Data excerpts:
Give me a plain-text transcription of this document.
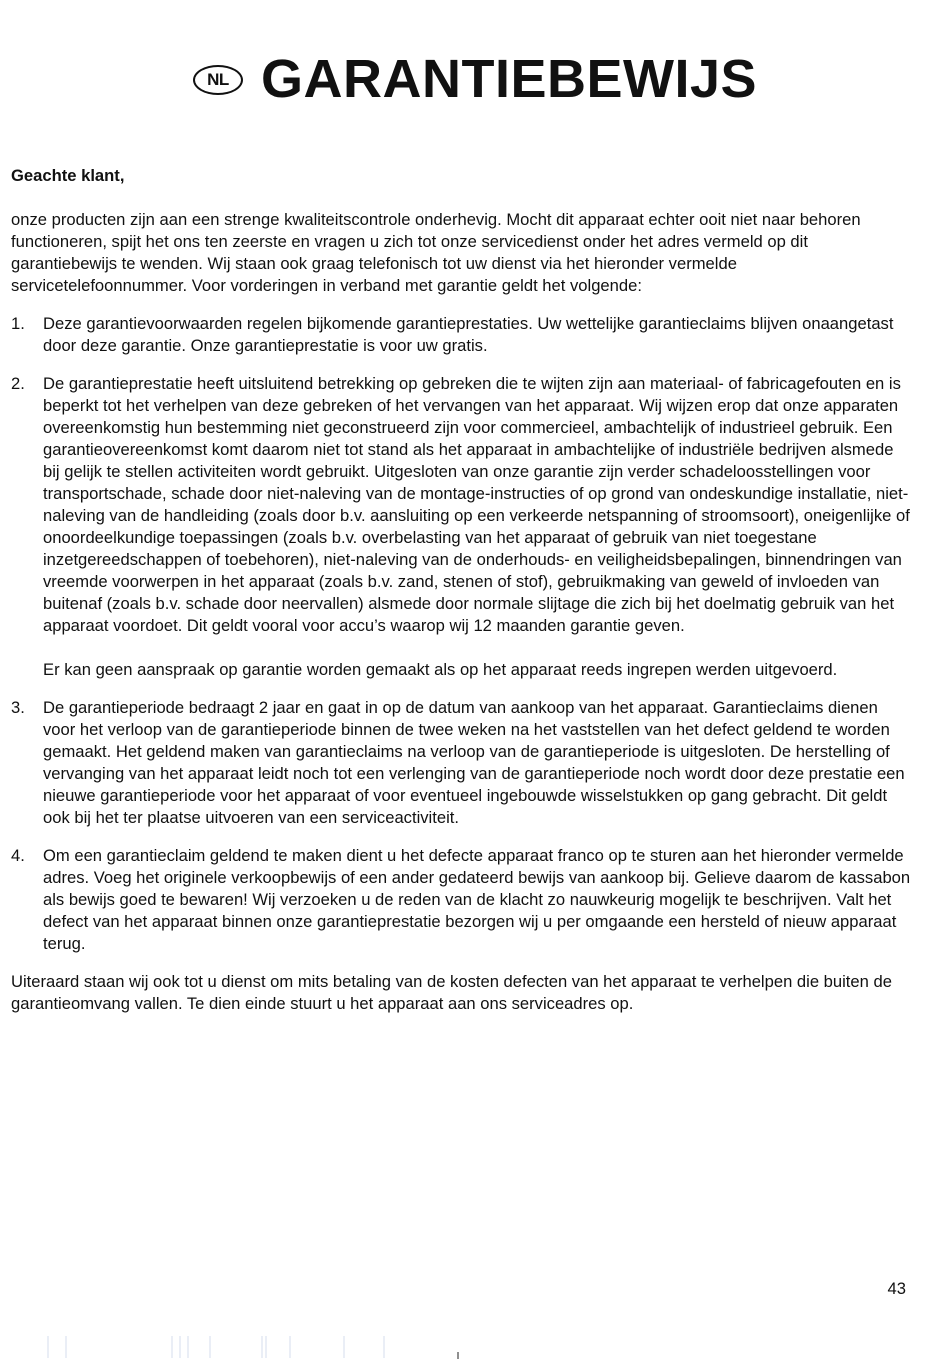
NL GARANTIEBEWIJS

Geachte klant,

onze producten zijn aan een strenge kwaliteitscontrole onderhevig. Mocht dit apparaat echter ooit niet naar behoren functioneren, spijt het ons ten zeerste en vragen u zich tot onze servicedienst onder het adres vermeld op dit garantiebewijs te wenden. Wij staan ook graag telefonisch tot uw dienst via het hieronder vermelde servicetelefoonnummer. Voor vorderingen in verband met garantie geldt het volgende:

1.	Deze garantievoorwaarden regelen bijkomende garantieprestaties. Uw wettelijke garantieclaims blijven onaangetast door deze garantie. Onze garantieprestatie is voor uw gratis.

2.	De garantieprestatie heeft uitsluitend betrekking op gebreken die te wijten zijn aan materiaal- of fabricagefouten en is beperkt tot het verhelpen van deze gebreken of het vervangen van het apparaat. Wij wijzen erop dat onze apparaten overeenkomstig hun bestemming niet geconstrueerd zijn voor commercieel, ambachtelijk of industrieel gebruik. Een garantieovereenkomst komt daarom niet tot stand als het apparaat in ambachtelijke of industriële bedrijven alsmede bij gelijk te stellen activiteiten wordt gebruikt. Uitgesloten van onze garantie zijn verder schadeloosstellingen voor transportschade, schade door niet-naleving van de montage-instructies of op grond van ondeskundige installatie, niet-naleving van de handleiding (zoals door b.v. aansluiting op een verkeerde netspanning of stroomsoort), oneigenlijke of onoordeelkundige toepassingen (zoals b.v. overbelasting van het apparaat of gebruik van niet toegestane inzetgereedschappen of toebehoren), niet-naleving van de onderhouds- en veiligheidsbepalingen, binnendringen van vreemde voorwerpen in het apparaat (zoals b.v. zand, stenen of stof), gebruikmaking van geweld of invloeden van buitenaf (zoals b.v. schade door neervallen) alsmede door normale slijtage die zich bij het doelmatig gebruik van het apparaat voordoet. Dit geldt vooral voor accu’s waarop wij 12 maanden garantie geven.

Er kan geen aanspraak op garantie worden gemaakt als op het apparaat reeds ingrepen werden uitgevoerd.

3.	De garantieperiode bedraagt 2 jaar en gaat in op de datum van aankoop van het apparaat. Garantieclaims dienen voor het verloop van de garantieperiode binnen de twee weken na het vaststellen van het defect geldend te worden gemaakt. Het geldend maken van garantieclaims na verloop van de garantieperiode is uitgesloten. De herstelling of vervanging van het apparaat leidt noch tot een verlenging van de garantieperiode noch wordt door deze prestatie een nieuwe garantieperiode voor het apparaat of voor eventueel ingebouwde wisselstukken op gang gebracht. Dit geldt ook bij het ter plaatse uitvoeren van een serviceactiviteit.

4.	Om een garantieclaim geldend te maken dient u het defecte apparaat franco op te sturen aan het hieronder vermelde adres. Voeg het originele verkoopbewijs of een ander gedateerd bewijs van aankoop bij. Gelieve daarom de kassabon als bewijs goed te bewaren! Wij verzoeken u de reden van de klacht zo nauwkeurig mogelijk te beschrijven. Valt het defect van het apparaat binnen onze garantieprestatie bezorgen wij u per omgaande een hersteld of nieuw apparaat terug.

Uiteraard staan wij ook tot u dienst om mits betaling van de kosten defecten van het apparaat te verhelpen die buiten de garantieomvang vallen. Te dien einde stuurt u het apparaat aan ons serviceadres op.

43
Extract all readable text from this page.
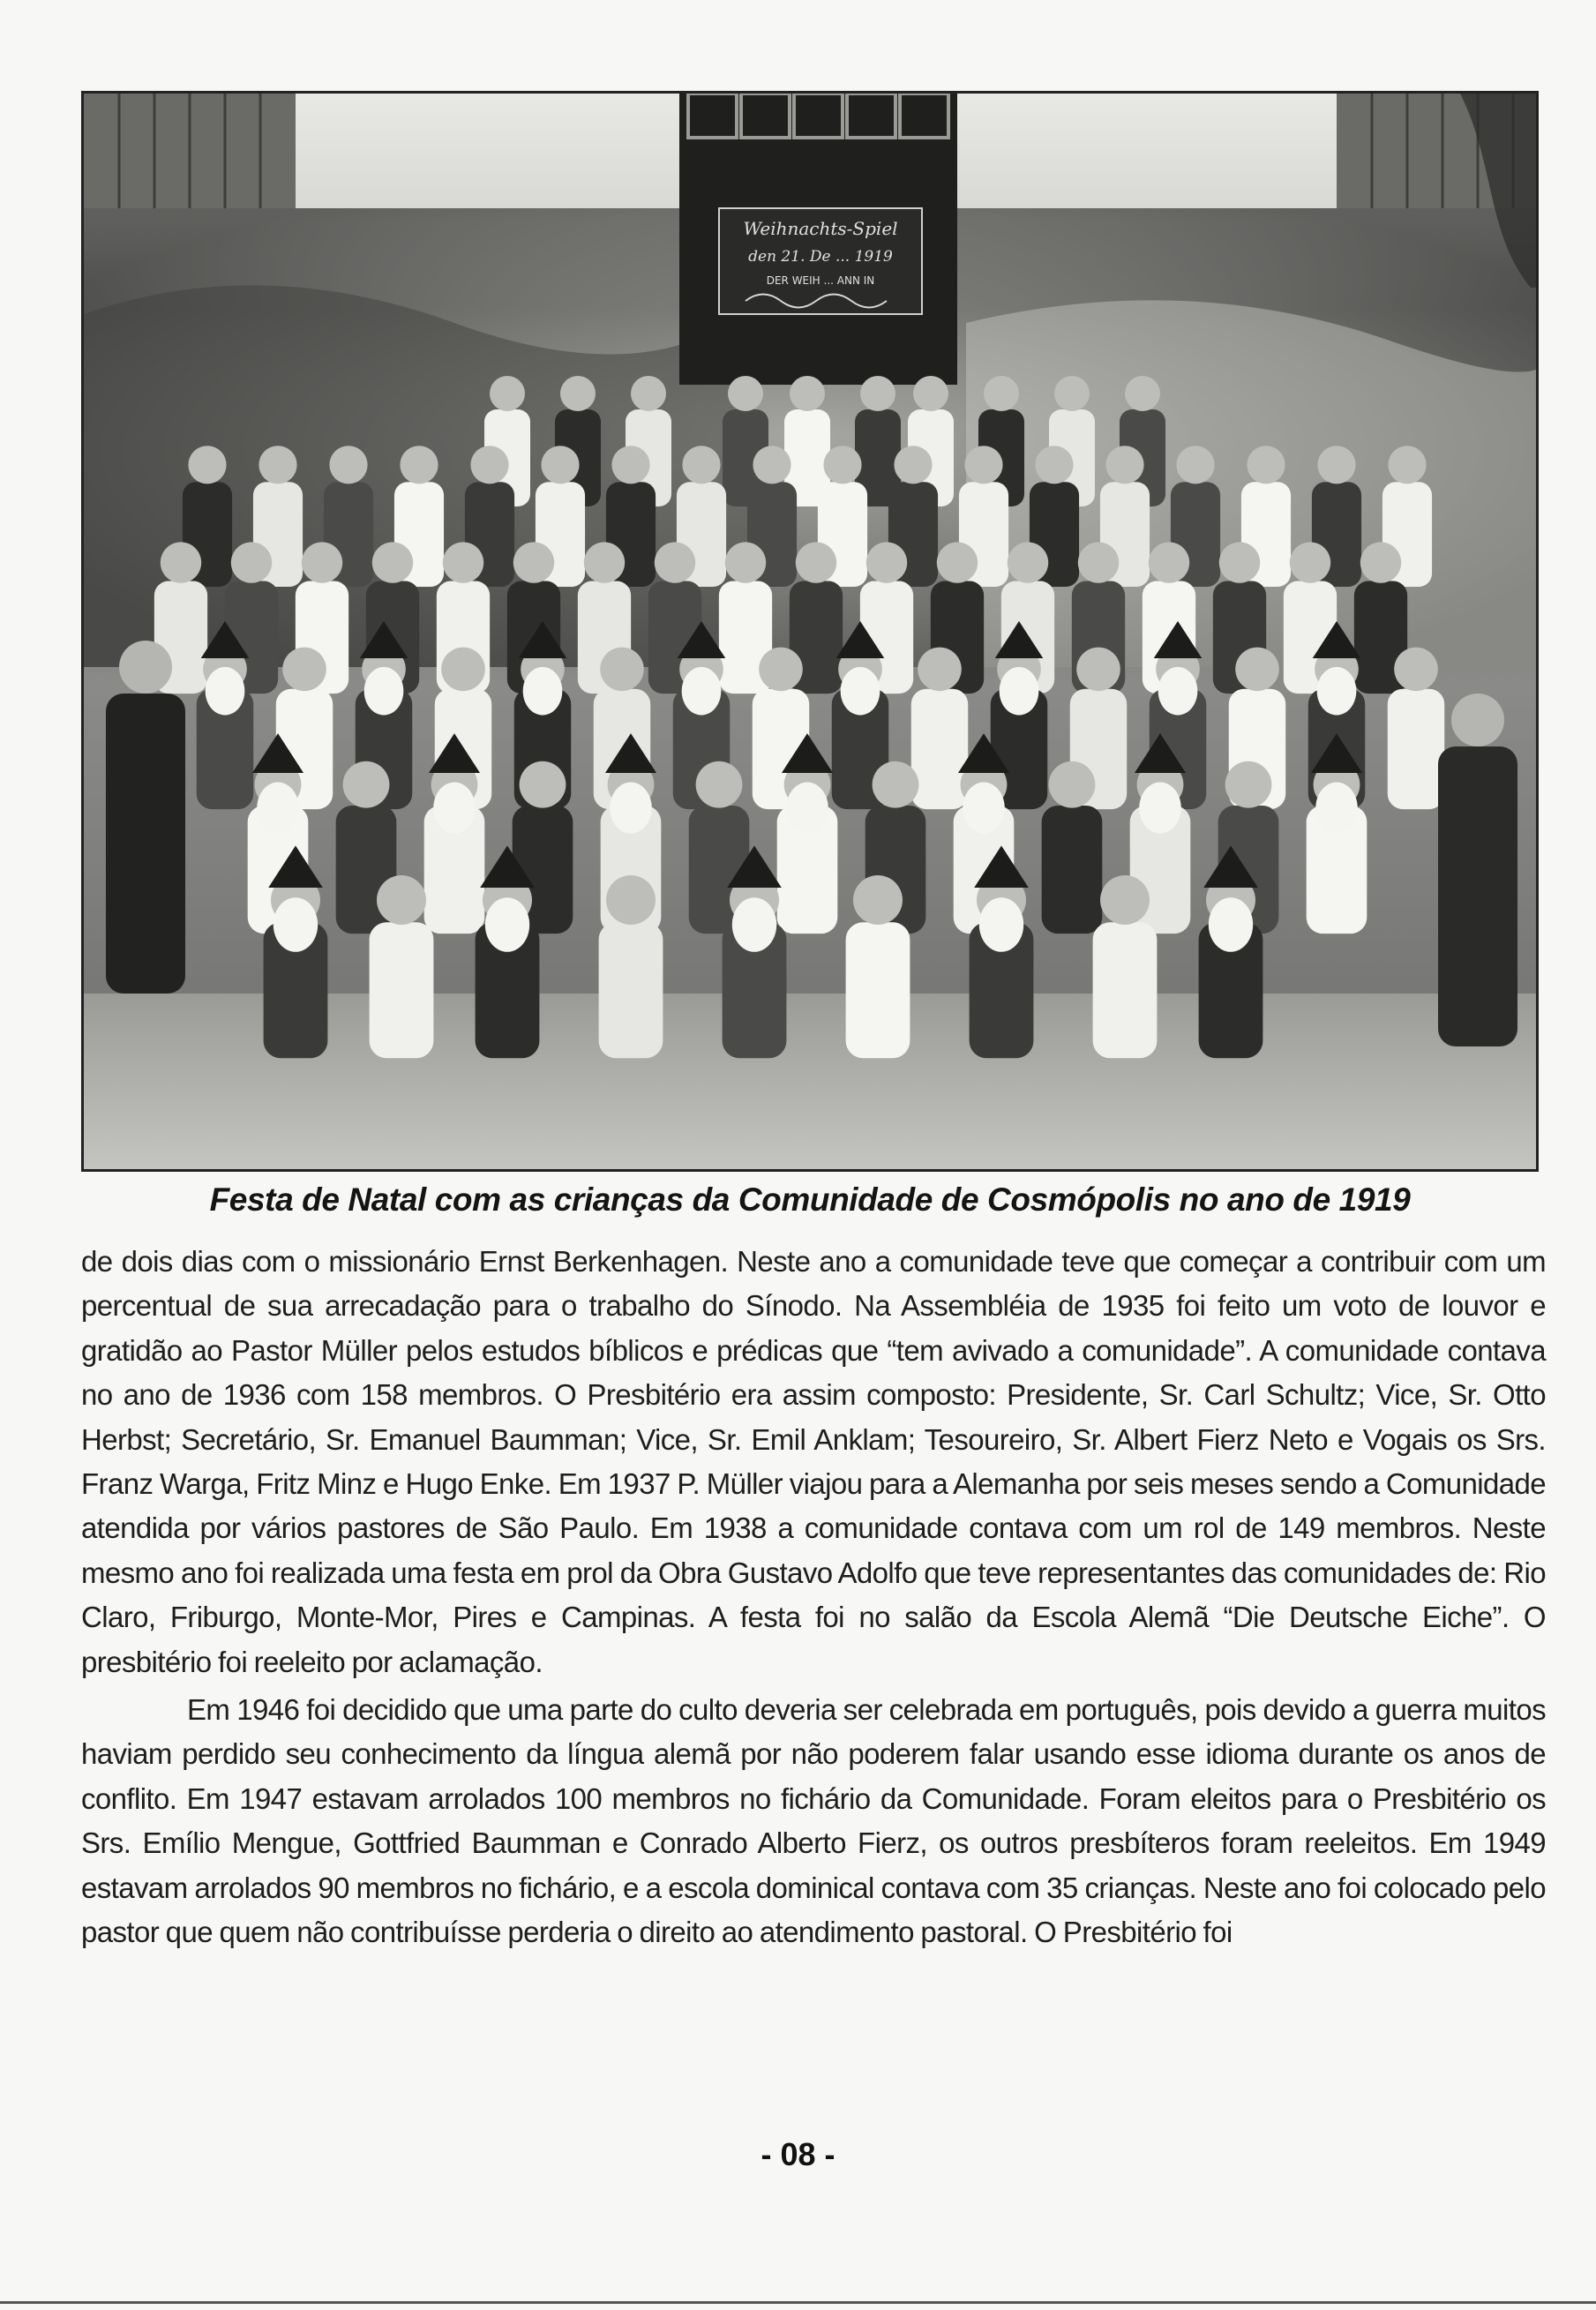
Weihnachts-Spiel
den 21. De ... 1919
DER WEIH ... ANN IN
Festa de Natal com as crianças da Comunidade de Cosmópolis no ano de 1919

de dois dias com o missionário Ernst Berkenhagen. Neste ano a comunidade teve que começar a contribuir com um percentual de sua arrecadação para o trabalho do Sínodo. Na Assembléia de 1935 foi feito um voto de louvor e gratidão ao Pastor Müller pelos estudos bíblicos e prédicas que “tem avivado a comunidade”. A comunidade contava no ano de 1936 com 158 membros. O Presbitério era assim composto: Presidente, Sr. Carl Schultz; Vice, Sr. Otto Herbst; Secretário, Sr. Emanuel Baumman; Vice, Sr. Emil Anklam; Tesoureiro, Sr. Albert Fierz Neto e Vogais os Srs. Franz Warga, Fritz Minz e Hugo Enke. Em 1937 P. Müller viajou para a Alemanha por seis meses sendo a Comunidade atendida por vários pastores de São Paulo. Em 1938 a comunidade contava com um rol de 149 membros. Neste mesmo ano foi realizada uma festa em prol da Obra Gustavo Adolfo que teve representantes das comunidades de: Rio Claro, Friburgo, Monte-Mor, Pires e Campinas. A festa foi no salão da Escola Alemã “Die Deutsche Eiche”. O presbitério foi reeleito por aclamação.

Em 1946 foi decidido que uma parte do culto deveria ser celebrada em português, pois devido a guerra muitos haviam perdido seu conhecimento da língua alemã por não poderem falar usando esse idioma durante os anos de conflito. Em 1947 estavam arrolados 100 membros no fichário da Comunidade. Foram eleitos para o Presbitério os Srs. Emílio Mengue, Gottfried Baumman e Conrado Alberto Fierz, os outros presbíteros foram reeleitos. Em 1949 estavam arrolados 90 membros no fichário, e a escola dominical contava com 35 crianças. Neste ano foi colocado pelo pastor que quem não contribuísse perderia o direito ao atendimento pastoral. O Presbitério foi

- 08 -
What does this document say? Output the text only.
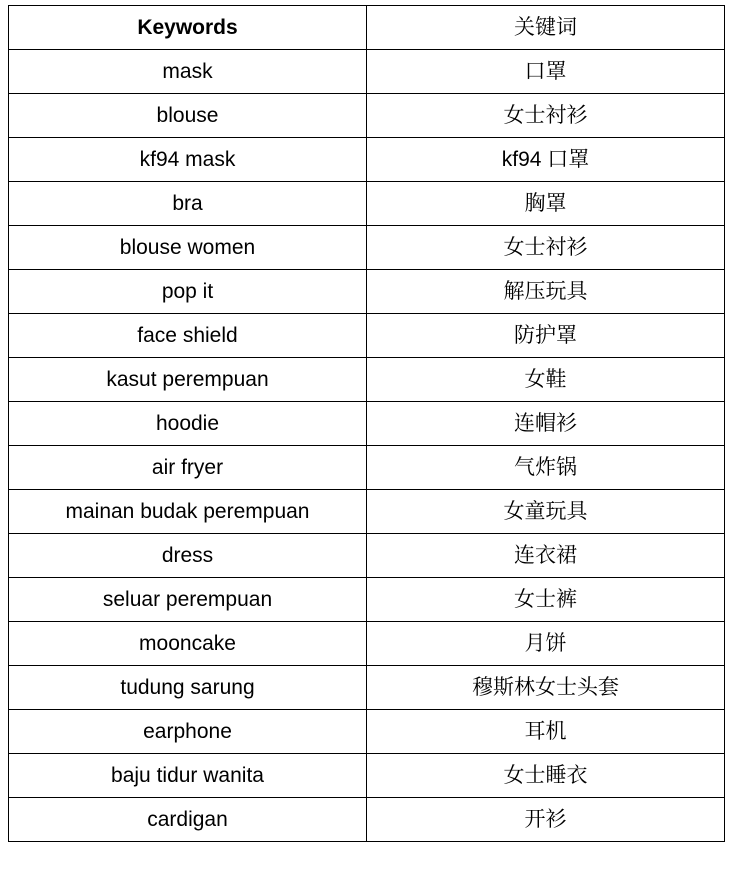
Keywords	关键词
mask	口罩
blouse	女士衬衫
kf94 mask	kf94 口罩
bra	胸罩
blouse women	女士衬衫
pop it	解压玩具
face shield	防护罩
kasut perempuan	女鞋
hoodie	连帽衫
air fryer	气炸锅
mainan budak perempuan	女童玩具
dress	连衣裙
seluar perempuan	女士裤
mooncake	月饼
tudung sarung	穆斯林女士头套
earphone	耳机
baju tidur wanita	女士睡衣
cardigan	开衫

■ **Exercise description**:
Each line in the data that holds the string "daarom" should be found and copied.

■ **Solution for this problem**:
2.	De garantieprestatie heeft uitsluitend betrekking op gebreken die te wijten zijn aan materiaal- of fabricagefouten en is beperkt tot het verhelpen van deze gebreken of het vervangen van het apparaat. Wij wijzen erop dat onze apparaten overeenkomstig hun bestemming niet geconstrueerd zijn voor commercieel, ambachtelijk of industrieel gebruik. Een garantieovereenkomst komt daarom niet tot stand als het apparaat in ambachtelijke of industriële bedrijven alsmede bij gelijk te stellen activiteiten wordt gebruikt. Uitgesloten van onze garantie zijn verder schadeloosstellingen voor transportschade, schade door niet-naleving van de montage-instructies of op grond van ondeskundige installatie, niet-naleving van de handleiding (zoals door b.v. aansluiting op een verkeerde netspanning of stroomsoort), oneigenlijke of onoordeelkundige toepassingen (zoals b.v. overbelasting van het apparaat of gebruik van niet toegestane inzetgereedschappen of toebehoren), niet-naleving van de onderhouds- en veiligheidsbepalingen, binnendringen van vreemde voorwerpen in het apparaat (zoals b.v. zand, stenen of stof), gebruikmaking van geweld of invloeden van buitenaf (zoals b.v. schade door neervallen) alsmede door normale slijtage die zich bij het doelmatig gebruik van het apparaat voordoet. Dit geldt vooral voor accu’s waarop wij 12 maanden garantie geven.
4.	Om een garantieclaim geldend te maken dient u het defecte apparaat franco op te sturen aan het hieronder vermelde adres. Voeg het originele verkoopbewijs of een ander gedateerd bewijs van aankoop bij. Gelieve daarom de kassabon als bewijs goed te bewaren! Wij verzoeken u de reden van de klacht zo nauwkeurig mogelijk te beschrijven. Valt het defect van het apparaat binnen onze garantieprestatie bezorgen wij u per omgaande een hersteld of nieuw apparaat terug.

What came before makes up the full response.